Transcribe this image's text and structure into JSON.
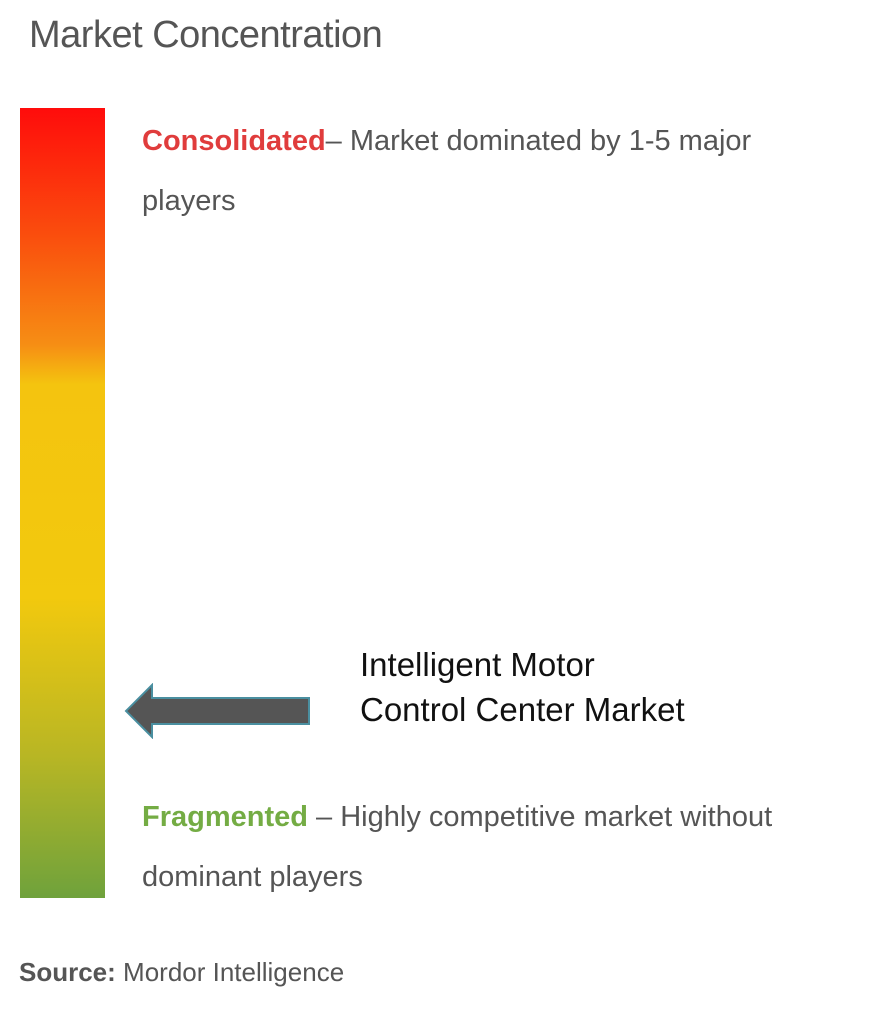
{
  "title": "Market Concentration",
  "chart_data": {
    "type": "concentration_scale",
    "scale_top": {
      "label": "Consolidated",
      "description": "– Market dominated by 1-5 major players",
      "color": "#e03c3c"
    },
    "scale_bottom": {
      "label": "Fragmented",
      "description": " – Highly competitive market without dominant players",
      "color": "#74ac44"
    },
    "marker": {
      "label_line1": "Intelligent Motor",
      "label_line2": "Control Center Market",
      "position_fraction_from_top": 0.76
    },
    "gradient_colors": [
      "#ff0c0c",
      "#f68e14",
      "#f2c90e",
      "#6fa23c"
    ]
  },
  "source": {
    "prefix": "Source:",
    "text": " Mordor Intelligence"
  }
}
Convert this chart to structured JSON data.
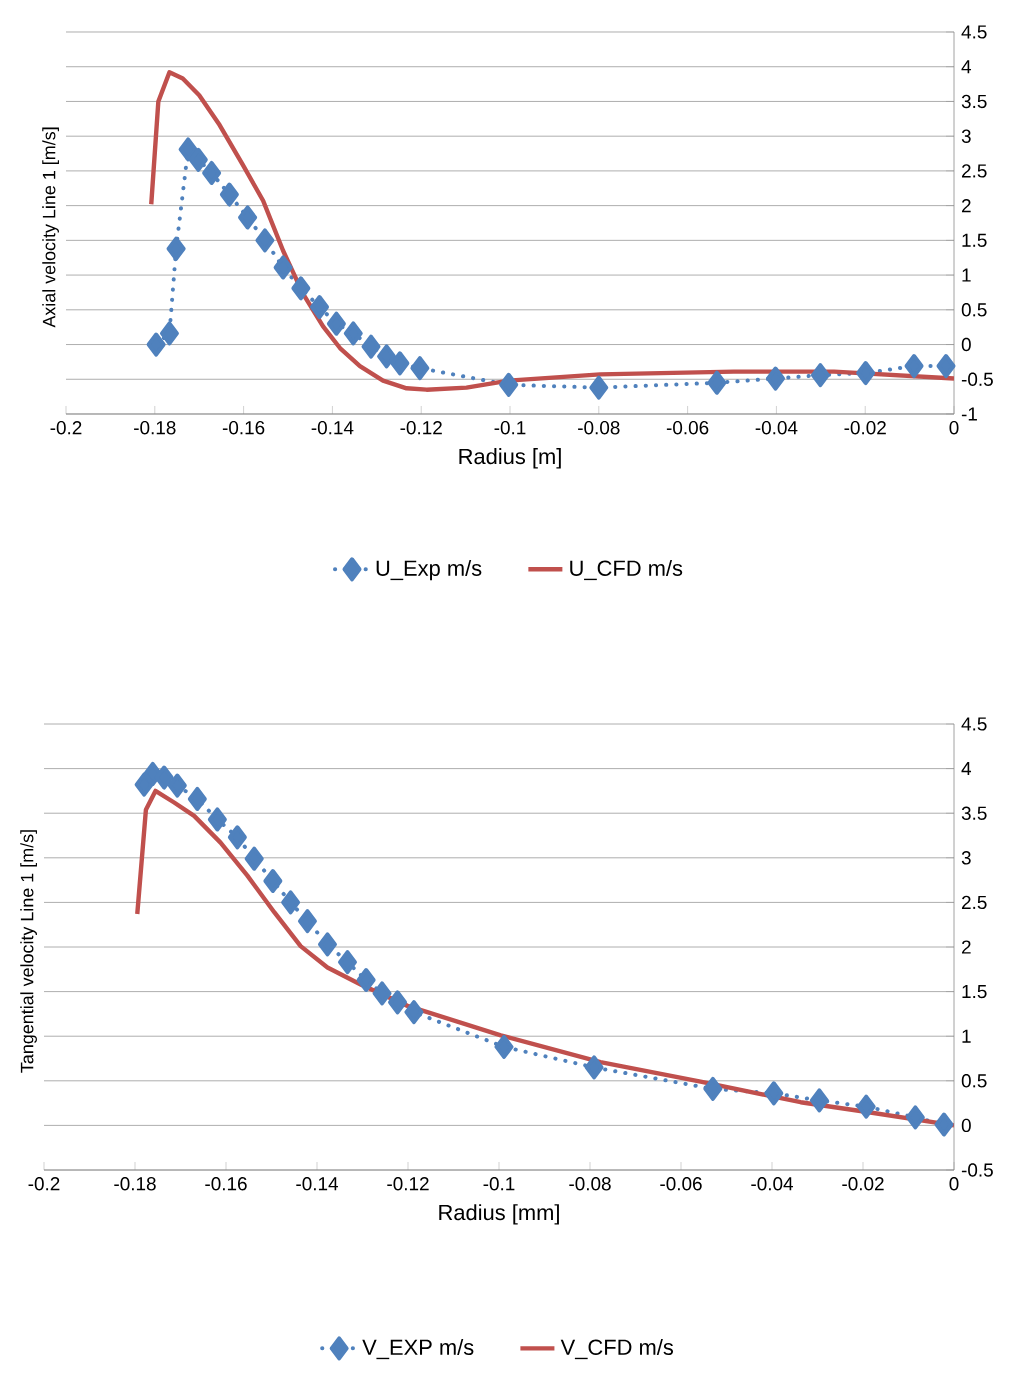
{
  "chart_data": [
    {
      "type": "line",
      "xlabel": "Radius [m]",
      "ylabel": "Axial velocity Line 1 [m/s]",
      "xlim": [
        -0.2,
        0
      ],
      "xticks": [
        -0.2,
        -0.18,
        -0.16,
        -0.14,
        -0.12,
        -0.1,
        -0.08,
        -0.06,
        -0.04,
        -0.02,
        0
      ],
      "ylim": [
        -1,
        4.5
      ],
      "yticks": [
        -1,
        -0.5,
        0,
        0.5,
        1,
        1.5,
        2,
        2.5,
        3,
        3.5,
        4,
        4.5
      ],
      "grid": "y",
      "legend": "bottom",
      "series": [
        {
          "name": "U_Exp m/s",
          "color": "#4f81bd",
          "marker": "diamond",
          "line_style": "dotted",
          "x": [
            -0.1797,
            -0.1767,
            -0.1752,
            -0.1725,
            -0.1702,
            -0.1672,
            -0.1632,
            -0.1591,
            -0.1552,
            -0.1511,
            -0.1471,
            -0.1429,
            -0.1391,
            -0.1353,
            -0.1313,
            -0.1278,
            -0.1248,
            -0.1203,
            -0.1003,
            -0.08,
            -0.0534,
            -0.0402,
            -0.0301,
            -0.0199,
            -0.009,
            -0.0018
          ],
          "values": [
            0.0,
            0.16,
            1.38,
            2.81,
            2.66,
            2.47,
            2.16,
            1.83,
            1.5,
            1.11,
            0.81,
            0.54,
            0.3,
            0.16,
            -0.03,
            -0.17,
            -0.27,
            -0.34,
            -0.58,
            -0.62,
            -0.55,
            -0.49,
            -0.44,
            -0.41,
            -0.31,
            -0.31
          ]
        },
        {
          "name": "U_CFD m/s",
          "color": "#c0504d",
          "marker": "none",
          "line_style": "solid",
          "x": [
            -0.1808,
            -0.1792,
            -0.1767,
            -0.1737,
            -0.17,
            -0.1654,
            -0.1602,
            -0.1556,
            -0.1511,
            -0.1466,
            -0.1421,
            -0.1383,
            -0.1338,
            -0.1286,
            -0.1233,
            -0.1188,
            -0.1098,
            -0.1003,
            -0.0797,
            -0.0496,
            -0.027,
            0
          ],
          "values": [
            2.02,
            3.5,
            3.92,
            3.83,
            3.59,
            3.16,
            2.59,
            2.07,
            1.35,
            0.73,
            0.26,
            -0.05,
            -0.31,
            -0.52,
            -0.63,
            -0.65,
            -0.62,
            -0.52,
            -0.43,
            -0.39,
            -0.39,
            -0.49
          ]
        }
      ]
    },
    {
      "type": "line",
      "xlabel": "Radius [mm]",
      "ylabel": "Tangential velocity Line 1 [m/s]",
      "xlim": [
        -0.2,
        0
      ],
      "xticks": [
        -0.2,
        -0.18,
        -0.16,
        -0.14,
        -0.12,
        -0.1,
        -0.08,
        -0.06,
        -0.04,
        -0.02,
        0
      ],
      "ylim": [
        -0.5,
        4.5
      ],
      "yticks": [
        -0.5,
        0,
        0.5,
        1,
        1.5,
        2,
        2.5,
        3,
        3.5,
        4,
        4.5
      ],
      "grid": "y",
      "legend": "bottom",
      "series": [
        {
          "name": "V_EXP m/s",
          "color": "#4f81bd",
          "marker": "diamond",
          "line_style": "dotted",
          "x": [
            -0.178,
            -0.1761,
            -0.1736,
            -0.1707,
            -0.1663,
            -0.1619,
            -0.1575,
            -0.1538,
            -0.1497,
            -0.1458,
            -0.1421,
            -0.1377,
            -0.1333,
            -0.1292,
            -0.1257,
            -0.1223,
            -0.1187,
            -0.0989,
            -0.0791,
            -0.053,
            -0.0396,
            -0.0296,
            -0.0193,
            -0.0085,
            -0.0022
          ],
          "values": [
            3.82,
            3.94,
            3.9,
            3.81,
            3.66,
            3.43,
            3.23,
            2.99,
            2.74,
            2.5,
            2.29,
            2.03,
            1.83,
            1.63,
            1.48,
            1.38,
            1.27,
            0.88,
            0.65,
            0.41,
            0.36,
            0.28,
            0.21,
            0.09,
            0.01
          ]
        },
        {
          "name": "V_CFD m/s",
          "color": "#c0504d",
          "marker": "none",
          "line_style": "solid",
          "x": [
            -0.1795,
            -0.1776,
            -0.1755,
            -0.1714,
            -0.167,
            -0.1612,
            -0.1553,
            -0.1494,
            -0.1436,
            -0.1377,
            -0.1304,
            -0.1201,
            -0.0996,
            -0.0777,
            -0.0557,
            -0.0337,
            -0.0191,
            0
          ],
          "values": [
            2.37,
            3.54,
            3.75,
            3.62,
            3.47,
            3.17,
            2.8,
            2.39,
            2.01,
            1.77,
            1.58,
            1.34,
            1.01,
            0.71,
            0.49,
            0.26,
            0.15,
            0
          ]
        }
      ]
    }
  ]
}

Task
Reproduce each entry precisely, dropping only the pictures.

Final answer
Transcribe this image's text and structure into JSON.
{
  "title": "Market Concentration",
  "chart_data": {
    "type": "concentration_scale",
    "scale_top": {
      "label": "Consolidated",
      "description": "– Market dominated by 1-5 major players",
      "color": "#e03c3c"
    },
    "scale_bottom": {
      "label": "Fragmented",
      "description": " – Highly competitive market without dominant players",
      "color": "#74ac44"
    },
    "marker": {
      "label_line1": "Intelligent Motor",
      "label_line2": "Control Center Market",
      "position_fraction_from_top": 0.76
    },
    "gradient_colors": [
      "#ff0c0c",
      "#f68e14",
      "#f2c90e",
      "#6fa23c"
    ]
  },
  "source": {
    "prefix": "Source:",
    "text": " Mordor Intelligence"
  }
}
Convert this chart to structured JSON data.
{
  "chart_data": [
    {
      "type": "line",
      "xlabel": "Radius [m]",
      "ylabel": "Axial velocity Line 1 [m/s]",
      "xlim": [
        -0.2,
        0
      ],
      "xticks": [
        -0.2,
        -0.18,
        -0.16,
        -0.14,
        -0.12,
        -0.1,
        -0.08,
        -0.06,
        -0.04,
        -0.02,
        0
      ],
      "ylim": [
        -1,
        4.5
      ],
      "yticks": [
        -1,
        -0.5,
        0,
        0.5,
        1,
        1.5,
        2,
        2.5,
        3,
        3.5,
        4,
        4.5
      ],
      "grid": "y",
      "legend": "bottom",
      "series": [
        {
          "name": "U_Exp m/s",
          "color": "#4f81bd",
          "marker": "diamond",
          "line_style": "dotted",
          "x": [
            -0.1797,
            -0.1767,
            -0.1752,
            -0.1725,
            -0.1702,
            -0.1672,
            -0.1632,
            -0.1591,
            -0.1552,
            -0.1511,
            -0.1471,
            -0.1429,
            -0.1391,
            -0.1353,
            -0.1313,
            -0.1278,
            -0.1248,
            -0.1203,
            -0.1003,
            -0.08,
            -0.0534,
            -0.0402,
            -0.0301,
            -0.0199,
            -0.009,
            -0.0018
          ],
          "values": [
            0.0,
            0.16,
            1.38,
            2.81,
            2.66,
            2.47,
            2.16,
            1.83,
            1.5,
            1.11,
            0.81,
            0.54,
            0.3,
            0.16,
            -0.03,
            -0.17,
            -0.27,
            -0.34,
            -0.58,
            -0.62,
            -0.55,
            -0.49,
            -0.44,
            -0.41,
            -0.31,
            -0.31
          ]
        },
        {
          "name": "U_CFD m/s",
          "color": "#c0504d",
          "marker": "none",
          "line_style": "solid",
          "x": [
            -0.1808,
            -0.1792,
            -0.1767,
            -0.1737,
            -0.17,
            -0.1654,
            -0.1602,
            -0.1556,
            -0.1511,
            -0.1466,
            -0.1421,
            -0.1383,
            -0.1338,
            -0.1286,
            -0.1233,
            -0.1188,
            -0.1098,
            -0.1003,
            -0.0797,
            -0.0496,
            -0.027,
            0
          ],
          "values": [
            2.02,
            3.5,
            3.92,
            3.83,
            3.59,
            3.16,
            2.59,
            2.07,
            1.35,
            0.73,
            0.26,
            -0.05,
            -0.31,
            -0.52,
            -0.63,
            -0.65,
            -0.62,
            -0.52,
            -0.43,
            -0.39,
            -0.39,
            -0.49
          ]
        }
      ]
    },
    {
      "type": "line",
      "xlabel": "Radius [mm]",
      "ylabel": "Tangential velocity Line 1 [m/s]",
      "xlim": [
        -0.2,
        0
      ],
      "xticks": [
        -0.2,
        -0.18,
        -0.16,
        -0.14,
        -0.12,
        -0.1,
        -0.08,
        -0.06,
        -0.04,
        -0.02,
        0
      ],
      "ylim": [
        -0.5,
        4.5
      ],
      "yticks": [
        -0.5,
        0,
        0.5,
        1,
        1.5,
        2,
        2.5,
        3,
        3.5,
        4,
        4.5
      ],
      "grid": "y",
      "legend": "bottom",
      "series": [
        {
          "name": "V_EXP m/s",
          "color": "#4f81bd",
          "marker": "diamond",
          "line_style": "dotted",
          "x": [
            -0.178,
            -0.1761,
            -0.1736,
            -0.1707,
            -0.1663,
            -0.1619,
            -0.1575,
            -0.1538,
            -0.1497,
            -0.1458,
            -0.1421,
            -0.1377,
            -0.1333,
            -0.1292,
            -0.1257,
            -0.1223,
            -0.1187,
            -0.0989,
            -0.0791,
            -0.053,
            -0.0396,
            -0.0296,
            -0.0193,
            -0.0085,
            -0.0022
          ],
          "values": [
            3.82,
            3.94,
            3.9,
            3.81,
            3.66,
            3.43,
            3.23,
            2.99,
            2.74,
            2.5,
            2.29,
            2.03,
            1.83,
            1.63,
            1.48,
            1.38,
            1.27,
            0.88,
            0.65,
            0.41,
            0.36,
            0.28,
            0.21,
            0.09,
            0.01
          ]
        },
        {
          "name": "V_CFD m/s",
          "color": "#c0504d",
          "marker": "none",
          "line_style": "solid",
          "x": [
            -0.1795,
            -0.1776,
            -0.1755,
            -0.1714,
            -0.167,
            -0.1612,
            -0.1553,
            -0.1494,
            -0.1436,
            -0.1377,
            -0.1304,
            -0.1201,
            -0.0996,
            -0.0777,
            -0.0557,
            -0.0337,
            -0.0191,
            0
          ],
          "values": [
            2.37,
            3.54,
            3.75,
            3.62,
            3.47,
            3.17,
            2.8,
            2.39,
            2.01,
            1.77,
            1.58,
            1.34,
            1.01,
            0.71,
            0.49,
            0.26,
            0.15,
            0
          ]
        }
      ]
    }
  ]
}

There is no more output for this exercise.